* Task requirements
Copy out the records below, swapping every occurrence of "seed" for "pulse" and leaving everything else unchanged. Leave the pictures out of your answer.

* Data in this exercise
++++
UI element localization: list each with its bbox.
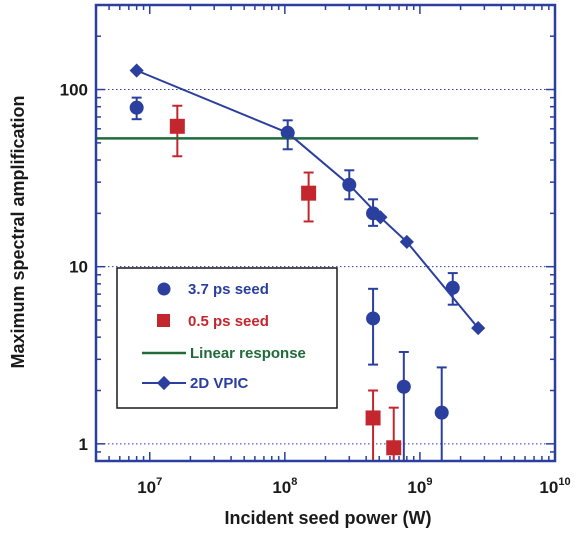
x-tick-label: 109	[407, 476, 432, 497]
legend-square-marker	[157, 314, 170, 327]
legend-label-0.5ps: 0.5 ps seed	[188, 313, 269, 330]
legend-label-3.7ps: 3.7 ps seed	[188, 281, 269, 298]
vpic-line	[136, 69, 479, 329]
legend-diamond-marker	[156, 375, 172, 391]
vpic-point	[373, 210, 388, 225]
vpic-point	[471, 321, 486, 336]
y-tick-label: 10	[69, 258, 88, 277]
legend-entry-vpic: 2D VPIC	[142, 375, 249, 392]
y-axis-title: Maximum spectral amplification	[8, 95, 28, 368]
data-point-circle	[445, 280, 460, 295]
x-axis-title: Incident seed power (W)	[224, 508, 431, 528]
legend-label-vpic: 2D VPIC	[190, 375, 249, 392]
data-point-circle	[129, 100, 144, 115]
x-tick-label: 107	[137, 476, 162, 497]
axis-ticks	[95, 4, 556, 462]
data-point-square	[386, 440, 402, 456]
vpic-point	[399, 234, 414, 249]
legend: 3.7 ps seed 0.5 ps seed Linear response …	[116, 267, 338, 409]
legend-box	[116, 267, 338, 409]
data-point-circle	[366, 311, 381, 326]
x-tick-label: 1010	[539, 476, 570, 497]
data-point-square	[169, 118, 185, 134]
y-tick-label: 1	[79, 435, 88, 454]
legend-label-linear: Linear response	[190, 345, 306, 362]
data-point-circle	[434, 405, 449, 420]
tick-labels: 1 10 100 107 108 109 1010	[60, 81, 571, 497]
data-point-square	[301, 185, 317, 201]
y-tick-label: 100	[60, 81, 88, 100]
legend-circle-marker	[157, 282, 171, 296]
x-tick-label: 108	[272, 476, 297, 497]
data-point-circle	[396, 379, 411, 394]
series-square	[169, 104, 402, 461]
legend-entry-0.5ps: 0.5 ps seed	[157, 313, 269, 330]
grid-lines	[96, 89, 555, 445]
legend-entry-linear: Linear response	[142, 345, 306, 362]
data-point-square	[365, 410, 381, 426]
legend-entry-3.7ps: 3.7 ps seed	[157, 281, 269, 298]
vpic-point	[342, 177, 357, 192]
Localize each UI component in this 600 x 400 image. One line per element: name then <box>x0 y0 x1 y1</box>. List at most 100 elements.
++++
* Written answer
UI element localization: list each with its bbox.
x-tick-label: 109	[407, 476, 432, 497]
legend-square-marker	[157, 314, 170, 327]
legend-label-0.5ps: 0.5 ps pulse	[188, 313, 269, 330]
legend-label-3.7ps: 3.7 ps pulse	[188, 281, 269, 298]
vpic-line	[136, 69, 479, 329]
legend-diamond-marker	[156, 375, 172, 391]
vpic-point	[373, 210, 388, 225]
vpic-point	[471, 321, 486, 336]
y-tick-label: 10	[69, 258, 88, 277]
legend-entry-vpic: 2D VPIC	[142, 375, 249, 392]
y-axis-title: Maximum spectral amplification	[8, 95, 28, 368]
data-point-circle	[445, 280, 460, 295]
x-axis-title: Incident pulse power (W)	[224, 508, 431, 528]
legend-label-vpic: 2D VPIC	[190, 375, 249, 392]
data-point-circle	[129, 100, 144, 115]
x-tick-label: 107	[137, 476, 162, 497]
axis-ticks	[95, 4, 556, 462]
data-point-square	[386, 440, 402, 456]
vpic-point	[399, 234, 414, 249]
legend: 3.7 ps pulse 0.5 ps pulse Linear response …	[116, 267, 338, 409]
legend-box	[116, 267, 338, 409]
data-point-circle	[366, 311, 381, 326]
x-tick-label: 1010	[539, 476, 570, 497]
data-point-square	[169, 118, 185, 134]
y-tick-label: 1	[79, 435, 88, 454]
legend-label-linear: Linear response	[190, 345, 306, 362]
data-point-circle	[434, 405, 449, 420]
tick-labels: 1 10 100 107 108 109 1010	[60, 81, 571, 497]
data-point-square	[301, 185, 317, 201]
y-tick-label: 100	[60, 81, 88, 100]
legend-circle-marker	[157, 282, 171, 296]
x-tick-label: 108	[272, 476, 297, 497]
data-point-circle	[396, 379, 411, 394]
series-square	[169, 104, 402, 461]
legend-entry-0.5ps: 0.5 ps pulse	[157, 313, 269, 330]
grid-lines	[96, 89, 555, 445]
legend-entry-linear: Linear response	[142, 345, 306, 362]
data-point-square	[365, 410, 381, 426]
legend-entry-3.7ps: 3.7 ps pulse	[157, 281, 269, 298]
vpic-point	[342, 177, 357, 192]
Localize each UI component in this 600 x 400 image. One line per element: name then <box>x0 y0 x1 y1</box>. List at most 100 elements.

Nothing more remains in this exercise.